» EXERCISE AIM
Extract, from the records beneath this instruction, each line that contains the word "screenshot".

Data excerpts
════════

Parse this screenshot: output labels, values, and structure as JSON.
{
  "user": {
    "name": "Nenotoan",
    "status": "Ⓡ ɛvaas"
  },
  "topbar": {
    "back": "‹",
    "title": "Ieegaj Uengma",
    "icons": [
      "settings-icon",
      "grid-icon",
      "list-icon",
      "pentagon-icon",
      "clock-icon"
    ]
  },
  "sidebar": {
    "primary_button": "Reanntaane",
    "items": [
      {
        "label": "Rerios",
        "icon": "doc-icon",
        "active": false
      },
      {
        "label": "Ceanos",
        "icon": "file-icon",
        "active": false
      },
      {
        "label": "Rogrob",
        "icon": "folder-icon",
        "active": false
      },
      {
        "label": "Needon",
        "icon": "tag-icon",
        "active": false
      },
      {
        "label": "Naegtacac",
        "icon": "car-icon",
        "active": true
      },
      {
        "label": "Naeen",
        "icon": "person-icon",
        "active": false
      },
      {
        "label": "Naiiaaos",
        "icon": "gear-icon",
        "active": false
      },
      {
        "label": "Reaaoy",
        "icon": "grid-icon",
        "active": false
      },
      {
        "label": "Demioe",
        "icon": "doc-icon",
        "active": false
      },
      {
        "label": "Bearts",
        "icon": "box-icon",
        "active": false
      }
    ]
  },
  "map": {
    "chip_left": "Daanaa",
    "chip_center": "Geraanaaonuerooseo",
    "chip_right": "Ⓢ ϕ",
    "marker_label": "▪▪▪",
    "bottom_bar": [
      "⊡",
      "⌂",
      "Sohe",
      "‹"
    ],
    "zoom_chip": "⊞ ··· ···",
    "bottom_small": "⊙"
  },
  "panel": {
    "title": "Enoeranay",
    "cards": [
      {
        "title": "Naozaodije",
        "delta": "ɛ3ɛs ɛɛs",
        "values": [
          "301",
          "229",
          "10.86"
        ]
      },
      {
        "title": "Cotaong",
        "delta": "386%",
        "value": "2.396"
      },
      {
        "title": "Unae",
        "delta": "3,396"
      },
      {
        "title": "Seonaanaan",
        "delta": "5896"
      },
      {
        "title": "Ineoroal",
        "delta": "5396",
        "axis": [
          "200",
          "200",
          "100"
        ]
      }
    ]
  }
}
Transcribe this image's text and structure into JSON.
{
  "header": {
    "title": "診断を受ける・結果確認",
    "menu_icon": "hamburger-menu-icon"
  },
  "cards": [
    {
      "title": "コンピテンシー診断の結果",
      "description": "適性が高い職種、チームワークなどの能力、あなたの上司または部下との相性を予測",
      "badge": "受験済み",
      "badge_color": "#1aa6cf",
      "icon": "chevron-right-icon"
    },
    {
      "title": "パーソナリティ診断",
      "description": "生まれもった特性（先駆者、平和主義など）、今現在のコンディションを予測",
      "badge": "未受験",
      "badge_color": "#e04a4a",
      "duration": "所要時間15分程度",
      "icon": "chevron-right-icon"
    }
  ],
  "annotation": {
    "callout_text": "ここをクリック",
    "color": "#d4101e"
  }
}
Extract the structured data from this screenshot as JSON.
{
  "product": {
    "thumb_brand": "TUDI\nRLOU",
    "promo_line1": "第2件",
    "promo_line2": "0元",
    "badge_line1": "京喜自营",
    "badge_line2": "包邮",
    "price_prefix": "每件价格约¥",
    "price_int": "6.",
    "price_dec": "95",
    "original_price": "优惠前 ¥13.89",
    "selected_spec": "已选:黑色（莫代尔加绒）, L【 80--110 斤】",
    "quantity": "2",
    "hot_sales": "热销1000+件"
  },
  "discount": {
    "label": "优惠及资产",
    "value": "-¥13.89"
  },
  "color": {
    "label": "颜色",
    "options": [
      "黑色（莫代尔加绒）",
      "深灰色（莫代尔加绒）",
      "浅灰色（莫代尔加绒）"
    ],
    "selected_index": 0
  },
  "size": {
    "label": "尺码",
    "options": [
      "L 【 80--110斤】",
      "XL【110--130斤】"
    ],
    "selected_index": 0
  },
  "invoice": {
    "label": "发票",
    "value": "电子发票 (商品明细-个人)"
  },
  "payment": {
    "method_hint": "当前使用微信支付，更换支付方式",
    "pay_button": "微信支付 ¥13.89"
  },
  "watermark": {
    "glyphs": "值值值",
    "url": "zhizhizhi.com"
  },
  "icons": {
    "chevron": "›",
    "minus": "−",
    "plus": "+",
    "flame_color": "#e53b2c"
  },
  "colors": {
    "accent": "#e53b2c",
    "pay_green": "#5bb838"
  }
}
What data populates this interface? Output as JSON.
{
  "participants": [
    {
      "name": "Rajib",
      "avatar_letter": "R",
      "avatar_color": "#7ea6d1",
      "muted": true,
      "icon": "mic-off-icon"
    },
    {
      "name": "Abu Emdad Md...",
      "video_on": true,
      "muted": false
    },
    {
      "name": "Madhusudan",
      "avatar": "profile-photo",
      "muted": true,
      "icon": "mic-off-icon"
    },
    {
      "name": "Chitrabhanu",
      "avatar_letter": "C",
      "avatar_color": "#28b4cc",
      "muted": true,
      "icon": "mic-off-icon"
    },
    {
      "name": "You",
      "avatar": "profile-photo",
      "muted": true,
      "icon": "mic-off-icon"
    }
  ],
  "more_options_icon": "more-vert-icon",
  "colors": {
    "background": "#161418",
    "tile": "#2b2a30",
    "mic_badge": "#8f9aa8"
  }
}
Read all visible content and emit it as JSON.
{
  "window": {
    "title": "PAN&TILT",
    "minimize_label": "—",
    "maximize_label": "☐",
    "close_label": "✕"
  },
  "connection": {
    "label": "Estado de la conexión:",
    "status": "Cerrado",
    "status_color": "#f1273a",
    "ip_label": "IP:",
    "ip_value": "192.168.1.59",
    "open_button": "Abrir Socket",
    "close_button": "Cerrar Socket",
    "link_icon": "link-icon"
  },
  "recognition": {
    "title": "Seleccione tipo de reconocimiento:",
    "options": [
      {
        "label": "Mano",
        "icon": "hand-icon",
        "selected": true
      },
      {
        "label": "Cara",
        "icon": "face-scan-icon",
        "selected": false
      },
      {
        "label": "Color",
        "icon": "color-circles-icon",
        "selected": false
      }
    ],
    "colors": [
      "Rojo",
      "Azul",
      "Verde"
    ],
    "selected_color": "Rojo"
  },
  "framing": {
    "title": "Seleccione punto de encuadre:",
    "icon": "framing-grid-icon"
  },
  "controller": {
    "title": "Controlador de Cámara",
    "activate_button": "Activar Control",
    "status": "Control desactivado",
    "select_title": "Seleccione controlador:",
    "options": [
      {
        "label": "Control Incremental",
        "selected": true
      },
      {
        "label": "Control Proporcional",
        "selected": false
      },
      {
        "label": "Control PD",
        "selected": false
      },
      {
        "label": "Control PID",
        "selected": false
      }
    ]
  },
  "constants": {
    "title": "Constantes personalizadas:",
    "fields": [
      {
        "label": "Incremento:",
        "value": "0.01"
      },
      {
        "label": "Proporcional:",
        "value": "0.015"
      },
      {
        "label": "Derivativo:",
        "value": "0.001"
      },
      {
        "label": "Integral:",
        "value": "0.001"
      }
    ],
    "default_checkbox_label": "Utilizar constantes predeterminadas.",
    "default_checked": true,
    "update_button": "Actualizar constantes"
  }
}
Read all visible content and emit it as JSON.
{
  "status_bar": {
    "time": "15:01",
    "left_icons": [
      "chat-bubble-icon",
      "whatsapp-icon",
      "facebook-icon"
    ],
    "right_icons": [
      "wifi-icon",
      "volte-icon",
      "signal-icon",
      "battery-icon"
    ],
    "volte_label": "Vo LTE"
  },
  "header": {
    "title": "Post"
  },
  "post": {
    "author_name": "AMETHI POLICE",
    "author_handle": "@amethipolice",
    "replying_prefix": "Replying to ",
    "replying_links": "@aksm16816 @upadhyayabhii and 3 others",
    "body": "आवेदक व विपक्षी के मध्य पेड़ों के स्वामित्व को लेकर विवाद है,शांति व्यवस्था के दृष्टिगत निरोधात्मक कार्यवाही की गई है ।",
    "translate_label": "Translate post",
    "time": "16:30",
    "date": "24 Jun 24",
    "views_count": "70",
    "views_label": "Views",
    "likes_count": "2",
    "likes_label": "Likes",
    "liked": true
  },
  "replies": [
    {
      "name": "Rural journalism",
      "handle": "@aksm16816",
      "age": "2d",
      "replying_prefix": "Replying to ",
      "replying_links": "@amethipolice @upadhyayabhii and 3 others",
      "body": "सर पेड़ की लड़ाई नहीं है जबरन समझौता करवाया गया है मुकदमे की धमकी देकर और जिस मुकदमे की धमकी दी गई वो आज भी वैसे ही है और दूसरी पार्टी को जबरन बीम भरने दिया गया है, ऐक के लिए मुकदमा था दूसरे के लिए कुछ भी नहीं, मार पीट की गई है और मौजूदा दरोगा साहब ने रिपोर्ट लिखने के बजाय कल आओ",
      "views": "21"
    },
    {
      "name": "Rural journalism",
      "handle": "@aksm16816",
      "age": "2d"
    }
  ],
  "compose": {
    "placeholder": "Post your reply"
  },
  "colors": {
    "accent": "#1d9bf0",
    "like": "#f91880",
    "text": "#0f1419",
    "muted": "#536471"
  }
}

════════

» THE OUTPUT
Parse this screenshot: output labels, values, and structure as JSON.
Extract the structured data from this screenshot as JSON.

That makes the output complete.